• Task requirements
In the records below, find each line with the word "JSON" and copy it.

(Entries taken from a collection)

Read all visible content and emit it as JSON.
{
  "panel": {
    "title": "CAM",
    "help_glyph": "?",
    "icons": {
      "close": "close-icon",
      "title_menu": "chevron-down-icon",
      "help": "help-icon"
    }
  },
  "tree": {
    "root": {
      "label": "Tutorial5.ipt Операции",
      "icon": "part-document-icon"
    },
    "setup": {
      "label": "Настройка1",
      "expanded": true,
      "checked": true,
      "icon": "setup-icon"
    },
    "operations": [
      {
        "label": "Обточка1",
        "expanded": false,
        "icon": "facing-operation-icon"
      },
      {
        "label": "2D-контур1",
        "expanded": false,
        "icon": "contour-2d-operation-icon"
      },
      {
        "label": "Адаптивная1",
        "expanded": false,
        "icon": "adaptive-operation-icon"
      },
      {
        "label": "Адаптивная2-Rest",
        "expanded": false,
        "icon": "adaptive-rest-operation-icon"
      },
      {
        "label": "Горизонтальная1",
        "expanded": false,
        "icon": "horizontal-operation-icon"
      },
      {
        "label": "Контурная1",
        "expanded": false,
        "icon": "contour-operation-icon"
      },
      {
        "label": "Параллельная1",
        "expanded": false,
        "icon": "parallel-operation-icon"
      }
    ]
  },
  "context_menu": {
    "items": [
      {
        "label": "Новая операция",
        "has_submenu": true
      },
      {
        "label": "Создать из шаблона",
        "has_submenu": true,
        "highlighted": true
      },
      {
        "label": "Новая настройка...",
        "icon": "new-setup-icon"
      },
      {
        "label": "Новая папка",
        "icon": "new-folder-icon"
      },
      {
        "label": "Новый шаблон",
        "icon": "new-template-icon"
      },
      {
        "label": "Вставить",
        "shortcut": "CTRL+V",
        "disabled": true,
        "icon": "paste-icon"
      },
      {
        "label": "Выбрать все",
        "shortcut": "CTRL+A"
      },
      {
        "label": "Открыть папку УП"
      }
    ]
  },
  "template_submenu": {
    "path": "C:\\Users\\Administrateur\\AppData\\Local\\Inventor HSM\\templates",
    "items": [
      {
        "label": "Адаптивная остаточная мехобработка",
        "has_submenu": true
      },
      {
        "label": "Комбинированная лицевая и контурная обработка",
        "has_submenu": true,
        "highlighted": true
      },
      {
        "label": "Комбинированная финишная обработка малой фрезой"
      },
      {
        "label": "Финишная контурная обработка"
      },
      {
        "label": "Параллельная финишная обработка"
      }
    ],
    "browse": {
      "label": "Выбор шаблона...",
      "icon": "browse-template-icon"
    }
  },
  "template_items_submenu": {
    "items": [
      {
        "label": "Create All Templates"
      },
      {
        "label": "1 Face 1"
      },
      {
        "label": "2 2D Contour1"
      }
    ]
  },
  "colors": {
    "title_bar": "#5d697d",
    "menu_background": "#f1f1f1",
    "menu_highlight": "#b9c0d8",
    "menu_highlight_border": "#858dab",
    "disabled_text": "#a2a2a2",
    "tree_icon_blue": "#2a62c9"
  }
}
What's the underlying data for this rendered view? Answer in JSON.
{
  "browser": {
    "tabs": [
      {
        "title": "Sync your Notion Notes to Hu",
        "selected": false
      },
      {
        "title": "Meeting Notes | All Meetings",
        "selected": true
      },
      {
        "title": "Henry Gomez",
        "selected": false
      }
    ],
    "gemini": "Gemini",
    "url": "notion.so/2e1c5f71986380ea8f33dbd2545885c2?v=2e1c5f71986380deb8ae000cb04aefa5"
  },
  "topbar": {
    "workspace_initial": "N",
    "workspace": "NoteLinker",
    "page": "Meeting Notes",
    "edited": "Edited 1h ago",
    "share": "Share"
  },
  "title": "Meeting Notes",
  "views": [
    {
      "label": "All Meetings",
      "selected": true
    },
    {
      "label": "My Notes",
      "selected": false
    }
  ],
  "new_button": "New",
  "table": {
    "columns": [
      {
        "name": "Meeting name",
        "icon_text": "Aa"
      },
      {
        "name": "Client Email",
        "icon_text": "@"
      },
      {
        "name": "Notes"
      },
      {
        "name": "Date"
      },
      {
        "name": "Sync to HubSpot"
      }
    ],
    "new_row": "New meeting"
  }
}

• Solution to this task
Read all visible content and emit it as JSON.
What's the underlying data for this rendered view? Answer in JSON.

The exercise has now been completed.